**Data supplied**:
—————
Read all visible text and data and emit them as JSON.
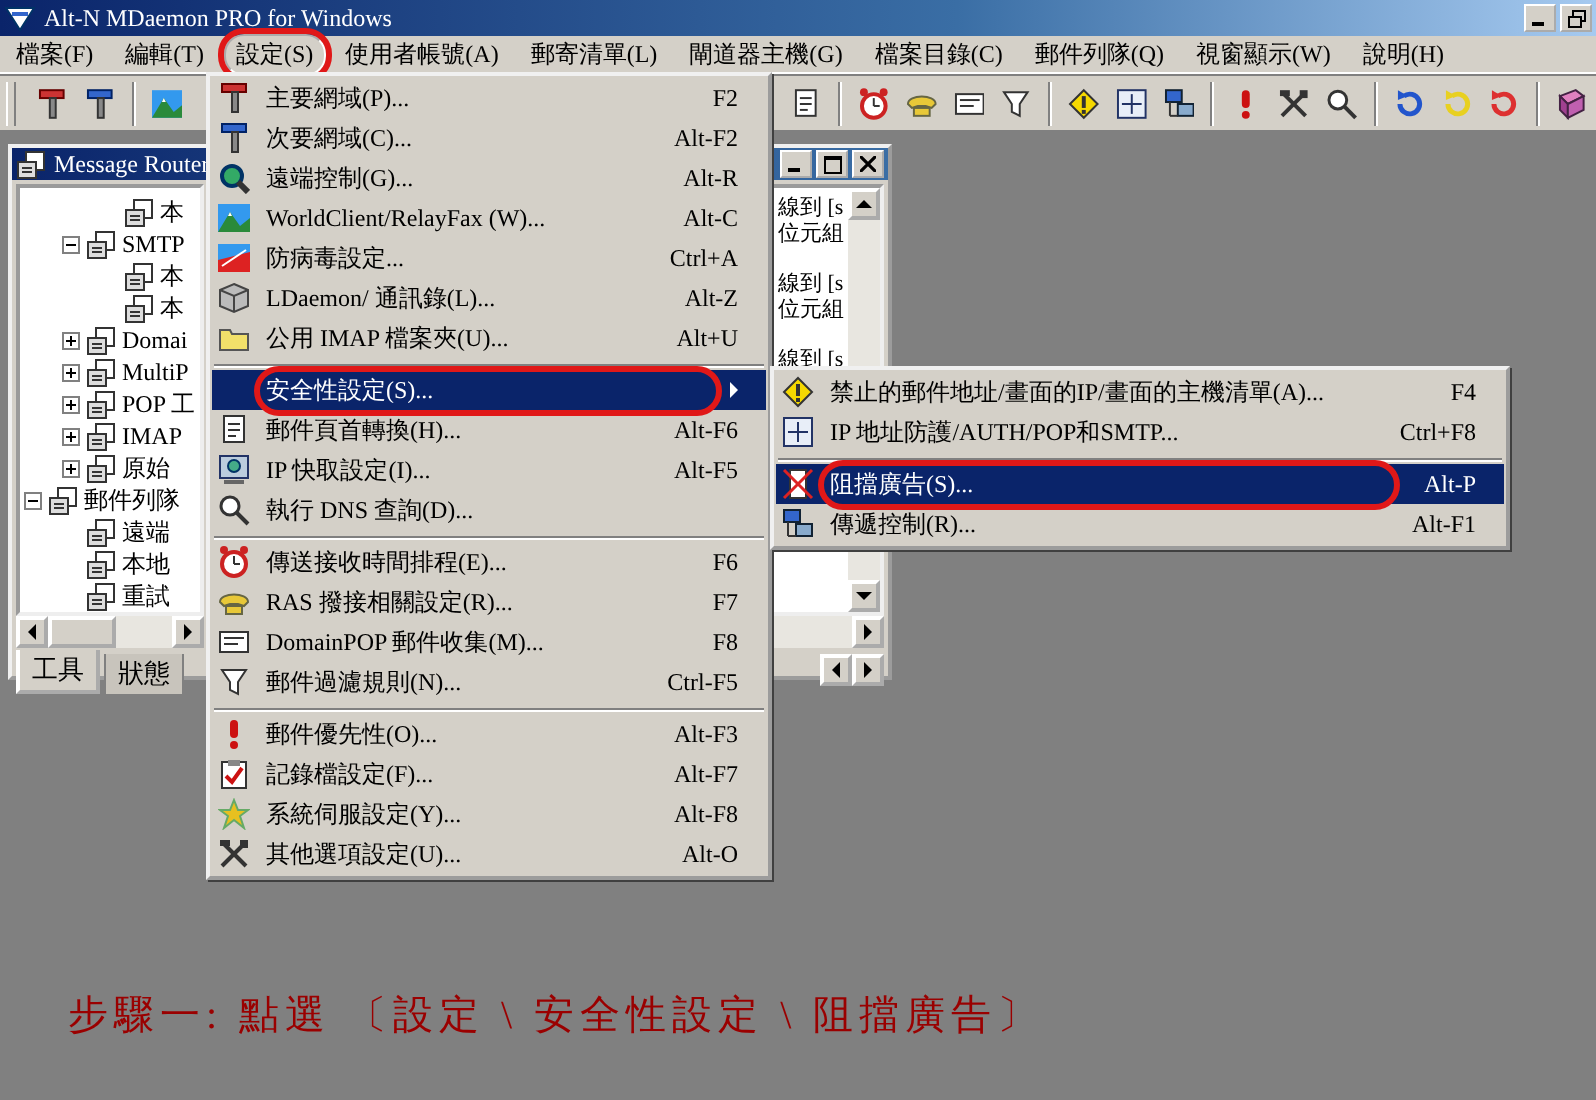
{
  "window": {
    "title": "Alt-N MDaemon PRO for Windows"
  },
  "menubar": {
    "items": [
      {
        "label": "檔案(F)",
        "selected": false,
        "circled": false
      },
      {
        "label": "編輯(T)",
        "selected": false,
        "circled": false
      },
      {
        "label": "設定(S)",
        "selected": true,
        "circled": true
      },
      {
        "label": "使用者帳號(A)",
        "selected": false,
        "circled": false
      },
      {
        "label": "郵寄清單(L)",
        "selected": false,
        "circled": false
      },
      {
        "label": "閘道器主機(G)",
        "selected": false,
        "circled": false
      },
      {
        "label": "檔案目錄(C)",
        "selected": false,
        "circled": false
      },
      {
        "label": "郵件列隊(Q)",
        "selected": false,
        "circled": false
      },
      {
        "label": "視窗顯示(W)",
        "selected": false,
        "circled": false
      },
      {
        "label": "說明(H)",
        "selected": false,
        "circled": false
      }
    ]
  },
  "child_window": {
    "title": "Message Router",
    "tree": [
      {
        "children": [
          {
            "children": [
              {
                "label": "本"
              }
            ]
          },
          {
            "label": "SMTP",
            "expanded": true,
            "children": [
              {
                "label": "本"
              },
              {
                "label": "本"
              }
            ]
          },
          {
            "label": "Domai",
            "expanded": false
          },
          {
            "label": "MultiP",
            "expanded": false
          },
          {
            "label": "POP 工",
            "expanded": false
          },
          {
            "label": "IMAP",
            "expanded": false
          },
          {
            "label": "原始",
            "expanded": false
          }
        ]
      },
      {
        "label": "郵件列隊",
        "expanded": true,
        "children": [
          {
            "label": "遠端"
          },
          {
            "label": "本地"
          },
          {
            "label": "重試"
          }
        ]
      }
    ],
    "log_entries": [
      {
        "text": "線到 [s",
        "detail": "位元組"
      },
      {
        "text": "線到 [s",
        "detail": "位元組"
      },
      {
        "text": "線到 [s"
      }
    ],
    "tabs": [
      {
        "label": "工具",
        "selected": true
      },
      {
        "label": "狀態",
        "selected": false
      }
    ]
  },
  "settings_menu": {
    "groups": [
      {
        "items": [
          {
            "label": "主要網域(P)...",
            "shortcut": "F2",
            "selected": false,
            "circled": false,
            "submenu": false
          },
          {
            "label": "次要網域(C)...",
            "shortcut": "Alt-F2",
            "selected": false,
            "circled": false,
            "submenu": false
          },
          {
            "label": "遠端控制(G)...",
            "shortcut": "Alt-R",
            "selected": false,
            "circled": false,
            "submenu": false
          },
          {
            "label": "WorldClient/RelayFax (W)...",
            "shortcut": "Alt-C",
            "selected": false,
            "circled": false,
            "submenu": false
          },
          {
            "label": "防病毒設定...",
            "shortcut": "Ctrl+A",
            "selected": false,
            "circled": false,
            "submenu": false
          },
          {
            "label": "LDaemon/ 通訊錄(L)...",
            "shortcut": "Alt-Z",
            "selected": false,
            "circled": false,
            "submenu": false
          },
          {
            "label": "公用 IMAP 檔案夾(U)...",
            "shortcut": "Alt+U",
            "selected": false,
            "circled": false,
            "submenu": false
          }
        ]
      },
      {
        "items": [
          {
            "label": "安全性設定(S)...",
            "selected": true,
            "circled": true,
            "submenu": true
          },
          {
            "label": "郵件頁首轉換(H)...",
            "shortcut": "Alt-F6",
            "selected": false,
            "circled": false,
            "submenu": false
          },
          {
            "label": "IP 快取設定(I)...",
            "shortcut": "Alt-F5",
            "selected": false,
            "circled": false,
            "submenu": false
          },
          {
            "label": "執行 DNS 查詢(D)...",
            "selected": false,
            "circled": false,
            "submenu": false
          }
        ]
      },
      {
        "items": [
          {
            "label": "傳送接收時間排程(E)...",
            "shortcut": "F6",
            "selected": false,
            "circled": false,
            "submenu": false
          },
          {
            "label": "RAS 撥接相關設定(R)...",
            "shortcut": "F7",
            "selected": false,
            "circled": false,
            "submenu": false
          },
          {
            "label": "DomainPOP 郵件收集(M)...",
            "shortcut": "F8",
            "selected": false,
            "circled": false,
            "submenu": false
          },
          {
            "label": "郵件過濾規則(N)...",
            "shortcut": "Ctrl-F5",
            "selected": false,
            "circled": false,
            "submenu": false
          }
        ]
      },
      {
        "items": [
          {
            "label": "郵件優先性(O)...",
            "shortcut": "Alt-F3",
            "selected": false,
            "circled": false,
            "submenu": false
          },
          {
            "label": "記錄檔設定(F)...",
            "shortcut": "Alt-F7",
            "selected": false,
            "circled": false,
            "submenu": false
          },
          {
            "label": "系統伺服設定(Y)...",
            "shortcut": "Alt-F8",
            "selected": false,
            "circled": false,
            "submenu": false
          },
          {
            "label": "其他選項設定(U)...",
            "shortcut": "Alt-O",
            "selected": false,
            "circled": false,
            "submenu": false
          }
        ]
      }
    ]
  },
  "security_submenu": {
    "groups": [
      {
        "items": [
          {
            "label": "禁止的郵件地址/畫面的IP/畫面的主機清單(A)...",
            "shortcut": "F4",
            "selected": false,
            "circled": false,
            "submenu": false
          },
          {
            "label": "IP 地址防護/AUTH/POP和SMTP...",
            "shortcut": "Ctrl+F8",
            "selected": false,
            "circled": false,
            "submenu": false
          }
        ]
      },
      {
        "items": [
          {
            "label": "阻擋廣告(S)...",
            "shortcut": "Alt-P",
            "selected": true,
            "circled": true,
            "submenu": false
          },
          {
            "label": "傳遞控制(R)...",
            "shortcut": "Alt-F1",
            "selected": false,
            "circled": false,
            "submenu": false
          }
        ]
      }
    ]
  },
  "caption": "步驟一: 點選 〔設定 \\ 安全性設定 \\ 阻擋廣告〕"
}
—————
**Given problem**: Count how many lines above contain the word "title". Reply with the number alone.

**Solution for this problem**: 2